_Problem statement_:
Retype all of the data exactly as given.

_Given records_:
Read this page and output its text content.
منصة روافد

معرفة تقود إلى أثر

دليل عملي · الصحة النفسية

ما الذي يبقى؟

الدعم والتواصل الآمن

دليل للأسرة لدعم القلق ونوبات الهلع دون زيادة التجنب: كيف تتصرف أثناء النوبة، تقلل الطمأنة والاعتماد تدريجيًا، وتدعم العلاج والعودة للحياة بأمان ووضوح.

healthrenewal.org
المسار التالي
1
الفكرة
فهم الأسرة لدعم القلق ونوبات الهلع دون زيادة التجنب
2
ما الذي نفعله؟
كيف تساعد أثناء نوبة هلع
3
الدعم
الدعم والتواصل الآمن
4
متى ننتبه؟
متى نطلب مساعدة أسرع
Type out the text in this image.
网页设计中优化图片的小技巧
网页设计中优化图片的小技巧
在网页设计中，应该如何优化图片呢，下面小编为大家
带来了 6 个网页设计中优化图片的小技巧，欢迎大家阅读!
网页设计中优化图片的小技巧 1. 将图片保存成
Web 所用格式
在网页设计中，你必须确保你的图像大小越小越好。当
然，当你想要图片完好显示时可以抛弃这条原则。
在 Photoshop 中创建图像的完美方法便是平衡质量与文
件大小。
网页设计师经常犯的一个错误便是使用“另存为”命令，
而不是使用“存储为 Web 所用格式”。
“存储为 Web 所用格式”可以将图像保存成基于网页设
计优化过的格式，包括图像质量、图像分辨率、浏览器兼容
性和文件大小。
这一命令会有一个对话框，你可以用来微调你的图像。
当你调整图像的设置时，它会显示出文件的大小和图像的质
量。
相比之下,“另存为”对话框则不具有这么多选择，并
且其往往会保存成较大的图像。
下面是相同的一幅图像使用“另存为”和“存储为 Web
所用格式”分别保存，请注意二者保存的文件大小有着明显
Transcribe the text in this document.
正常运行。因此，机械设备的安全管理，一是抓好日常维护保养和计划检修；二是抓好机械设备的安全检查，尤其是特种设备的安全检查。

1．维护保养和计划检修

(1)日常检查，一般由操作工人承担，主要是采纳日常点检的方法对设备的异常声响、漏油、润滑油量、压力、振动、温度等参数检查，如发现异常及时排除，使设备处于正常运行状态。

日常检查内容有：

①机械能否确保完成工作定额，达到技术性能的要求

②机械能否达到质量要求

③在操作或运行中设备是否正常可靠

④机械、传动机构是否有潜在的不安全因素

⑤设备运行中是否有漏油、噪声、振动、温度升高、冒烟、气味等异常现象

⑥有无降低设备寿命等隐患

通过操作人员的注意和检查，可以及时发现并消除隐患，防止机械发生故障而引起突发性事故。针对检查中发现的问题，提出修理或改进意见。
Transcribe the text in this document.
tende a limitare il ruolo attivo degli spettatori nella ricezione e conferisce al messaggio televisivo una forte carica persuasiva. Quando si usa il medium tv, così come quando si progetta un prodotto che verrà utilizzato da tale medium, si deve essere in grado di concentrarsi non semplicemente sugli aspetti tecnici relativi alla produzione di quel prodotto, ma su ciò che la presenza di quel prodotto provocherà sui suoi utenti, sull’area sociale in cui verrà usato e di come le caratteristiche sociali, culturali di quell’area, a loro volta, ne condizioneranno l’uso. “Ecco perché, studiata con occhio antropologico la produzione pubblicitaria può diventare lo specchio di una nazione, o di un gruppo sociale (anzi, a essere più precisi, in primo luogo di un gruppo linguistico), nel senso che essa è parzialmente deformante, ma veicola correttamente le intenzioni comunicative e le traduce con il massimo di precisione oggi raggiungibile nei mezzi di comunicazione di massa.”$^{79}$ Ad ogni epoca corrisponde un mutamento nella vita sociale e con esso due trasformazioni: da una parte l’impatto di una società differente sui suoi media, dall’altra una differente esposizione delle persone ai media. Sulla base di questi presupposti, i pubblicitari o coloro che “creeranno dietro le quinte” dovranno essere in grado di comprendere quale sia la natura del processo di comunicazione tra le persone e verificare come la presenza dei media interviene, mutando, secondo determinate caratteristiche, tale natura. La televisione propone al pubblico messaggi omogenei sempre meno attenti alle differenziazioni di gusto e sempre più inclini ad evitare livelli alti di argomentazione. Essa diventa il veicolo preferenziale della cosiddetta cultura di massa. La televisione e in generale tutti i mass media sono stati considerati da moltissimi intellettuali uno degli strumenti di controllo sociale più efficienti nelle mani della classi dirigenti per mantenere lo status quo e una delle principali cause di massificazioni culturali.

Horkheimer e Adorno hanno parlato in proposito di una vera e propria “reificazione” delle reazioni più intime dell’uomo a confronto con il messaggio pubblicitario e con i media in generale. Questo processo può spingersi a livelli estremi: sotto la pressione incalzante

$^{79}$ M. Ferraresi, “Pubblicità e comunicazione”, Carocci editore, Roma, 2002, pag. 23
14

_Solution to this problem_:
Read this page and output its text content.
منصة روافد

معرفة تقود إلى أثر

دليل عملي · الصحة النفسية

ما الذي يبقى؟

الدعم والتواصل الآمن

دليل للأسرة لدعم القلق ونوبات الهلع دون زيادة التجنب: كيف تتصرف أثناء النوبة، تقلل الطمأنة والاعتماد تدريجيًا، وتدعم العلاج والعودة للحياة بأمان ووضوح.

healthrenewal.org
المسار التالي
1
الفكرة
فهم الأسرة لدعم القلق ونوبات الهلع دون زيادة التجنب
2
ما الذي نفعله؟
كيف تساعد أثناء نوبة هلع
3
الدعم
الدعم والتواصل الآمن
4
متى ننتبه؟
متى نطلب مساعدة أسرع
Type out the text in this image.
网页设计中优化图片的小技巧
网页设计中优化图片的小技巧
在网页设计中，应该如何优化图片呢，下面小编为大家
带来了 6 个网页设计中优化图片的小技巧，欢迎大家阅读!
网页设计中优化图片的小技巧 1. 将图片保存成
Web 所用格式
在网页设计中，你必须确保你的图像大小越小越好。当
然，当你想要图片完好显示时可以抛弃这条原则。
在 Photoshop 中创建图像的完美方法便是平衡质量与文
件大小。
网页设计师经常犯的一个错误便是使用“另存为”命令，
而不是使用“存储为 Web 所用格式”。
“存储为 Web 所用格式”可以将图像保存成基于网页设
计优化过的格式，包括图像质量、图像分辨率、浏览器兼容
性和文件大小。
这一命令会有一个对话框，你可以用来微调你的图像。
当你调整图像的设置时，它会显示出文件的大小和图像的质
量。
相比之下,“另存为”对话框则不具有这么多选择，并
且其往往会保存成较大的图像。
下面是相同的一幅图像使用“另存为”和“存储为 Web
所用格式”分别保存，请注意二者保存的文件大小有着明显
Transcribe the text in this document.
正常运行。因此，机械设备的安全管理，一是抓好日常维护保养和计划检修；二是抓好机械设备的安全检查，尤其是特种设备的安全检查。

1．维护保养和计划检修

(1)日常检查，一般由操作工人承担，主要是采纳日常点检的方法对设备的异常声响、漏油、润滑油量、压力、振动、温度等参数检查，如发现异常及时排除，使设备处于正常运行状态。

日常检查内容有：

①机械能否确保完成工作定额，达到技术性能的要求

②机械能否达到质量要求

③在操作或运行中设备是否正常可靠

④机械、传动机构是否有潜在的不安全因素

⑤设备运行中是否有漏油、噪声、振动、温度升高、冒烟、气味等异常现象

⑥有无降低设备寿命等隐患

通过操作人员的注意和检查，可以及时发现并消除隐患，防止机械发生故障而引起突发性事故。针对检查中发现的问题，提出修理或改进意见。
Transcribe the text in this document.
tende a limitare il ruolo attivo degli spettatori nella ricezione e conferisce al messaggio televisivo una forte carica persuasiva. Quando si usa il medium tv, così come quando si progetta un prodotto che verrà utilizzato da tale medium, si deve essere in grado di concentrarsi non semplicemente sugli aspetti tecnici relativi alla produzione di quel prodotto, ma su ciò che la presenza di quel prodotto provocherà sui suoi utenti, sull’area sociale in cui verrà usato e di come le caratteristiche sociali, culturali di quell’area, a loro volta, ne condizioneranno l’uso. “Ecco perché, studiata con occhio antropologico la produzione pubblicitaria può diventare lo specchio di una nazione, o di un gruppo sociale (anzi, a essere più precisi, in primo luogo di un gruppo linguistico), nel senso che essa è parzialmente deformante, ma veicola correttamente le intenzioni comunicative e le traduce con il massimo di precisione oggi raggiungibile nei mezzi di comunicazione di massa.”$^{79}$ Ad ogni epoca corrisponde un mutamento nella vita sociale e con esso due trasformazioni: da una parte l’impatto di una società differente sui suoi media, dall’altra una differente esposizione delle persone ai media. Sulla base di questi presupposti, i pubblicitari o coloro che “creeranno dietro le quinte” dovranno essere in grado di comprendere quale sia la natura del processo di comunicazione tra le persone e verificare come la presenza dei media interviene, mutando, secondo determinate caratteristiche, tale natura. La televisione propone al pubblico messaggi omogenei sempre meno attenti alle differenziazioni di gusto e sempre più inclini ad evitare livelli alti di argomentazione. Essa diventa il veicolo preferenziale della cosiddetta cultura di massa. La televisione e in generale tutti i mass media sono stati considerati da moltissimi intellettuali uno degli strumenti di controllo sociale più efficienti nelle mani della classi dirigenti per mantenere lo status quo e una delle principali cause di massificazioni culturali.

Horkheimer e Adorno hanno parlato in proposito di una vera e propria “reificazione” delle reazioni più intime dell’uomo a confronto con il messaggio pubblicitario e con i media in generale. Questo processo può spingersi a livelli estremi: sotto la pressione incalzante

$^{79}$ M. Ferraresi, “Pubblicità e comunicazione”, Carocci editore, Roma, 2002, pag. 23
14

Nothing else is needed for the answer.